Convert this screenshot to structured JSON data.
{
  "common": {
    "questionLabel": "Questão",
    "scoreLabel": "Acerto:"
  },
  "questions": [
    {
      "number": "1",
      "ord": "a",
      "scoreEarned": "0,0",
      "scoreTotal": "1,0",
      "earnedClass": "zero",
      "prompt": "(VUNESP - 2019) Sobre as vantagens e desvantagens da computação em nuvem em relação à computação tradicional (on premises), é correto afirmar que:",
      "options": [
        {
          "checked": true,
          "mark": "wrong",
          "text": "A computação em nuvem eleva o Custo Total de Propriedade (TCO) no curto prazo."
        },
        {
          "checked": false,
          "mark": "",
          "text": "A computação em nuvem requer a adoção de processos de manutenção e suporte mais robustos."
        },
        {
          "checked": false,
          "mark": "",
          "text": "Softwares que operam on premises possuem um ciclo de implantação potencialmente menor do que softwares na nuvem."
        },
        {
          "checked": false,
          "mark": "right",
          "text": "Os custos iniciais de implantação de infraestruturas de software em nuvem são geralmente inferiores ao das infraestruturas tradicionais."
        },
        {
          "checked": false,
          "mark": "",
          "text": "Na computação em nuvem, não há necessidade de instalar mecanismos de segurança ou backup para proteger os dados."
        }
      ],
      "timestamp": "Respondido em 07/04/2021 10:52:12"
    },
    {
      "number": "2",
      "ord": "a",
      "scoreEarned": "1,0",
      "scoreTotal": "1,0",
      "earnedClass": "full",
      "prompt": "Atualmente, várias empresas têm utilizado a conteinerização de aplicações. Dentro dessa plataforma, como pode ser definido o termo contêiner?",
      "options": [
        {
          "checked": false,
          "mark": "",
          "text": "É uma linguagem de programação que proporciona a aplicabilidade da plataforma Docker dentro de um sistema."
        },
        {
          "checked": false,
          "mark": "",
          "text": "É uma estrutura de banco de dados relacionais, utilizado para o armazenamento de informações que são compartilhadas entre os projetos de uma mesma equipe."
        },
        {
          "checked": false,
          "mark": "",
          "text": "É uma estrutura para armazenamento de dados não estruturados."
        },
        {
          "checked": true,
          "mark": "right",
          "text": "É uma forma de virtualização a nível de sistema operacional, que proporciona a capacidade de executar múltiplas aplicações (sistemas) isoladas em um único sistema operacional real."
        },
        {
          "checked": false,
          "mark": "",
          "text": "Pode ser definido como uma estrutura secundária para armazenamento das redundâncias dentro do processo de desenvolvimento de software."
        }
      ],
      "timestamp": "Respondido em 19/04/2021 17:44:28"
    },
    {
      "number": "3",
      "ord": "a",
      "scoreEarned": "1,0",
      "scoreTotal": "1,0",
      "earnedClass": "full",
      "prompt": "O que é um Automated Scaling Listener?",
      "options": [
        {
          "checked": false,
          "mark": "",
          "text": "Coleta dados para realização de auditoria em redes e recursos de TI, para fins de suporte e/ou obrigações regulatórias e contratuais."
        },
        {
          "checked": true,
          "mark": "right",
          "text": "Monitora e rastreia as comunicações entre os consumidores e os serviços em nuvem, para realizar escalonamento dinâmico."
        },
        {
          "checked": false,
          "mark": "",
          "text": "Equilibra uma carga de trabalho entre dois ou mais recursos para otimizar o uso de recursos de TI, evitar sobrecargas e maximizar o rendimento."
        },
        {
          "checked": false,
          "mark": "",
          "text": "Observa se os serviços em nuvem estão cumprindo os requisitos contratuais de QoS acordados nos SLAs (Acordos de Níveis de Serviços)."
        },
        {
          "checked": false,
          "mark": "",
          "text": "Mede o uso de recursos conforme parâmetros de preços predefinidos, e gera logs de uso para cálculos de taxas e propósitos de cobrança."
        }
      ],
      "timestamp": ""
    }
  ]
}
━━━━━━━━━━
Collect each line holding the string "suporte".

• _Result of this task_:
          "text": "A computação em nuvem requer a adoção de processos de manutenção e suporte mais robustos."
          "text": "Coleta dados para realização de auditoria em redes e recursos de TI, para fins de suporte e/ou obrigações regulatórias e contratuais."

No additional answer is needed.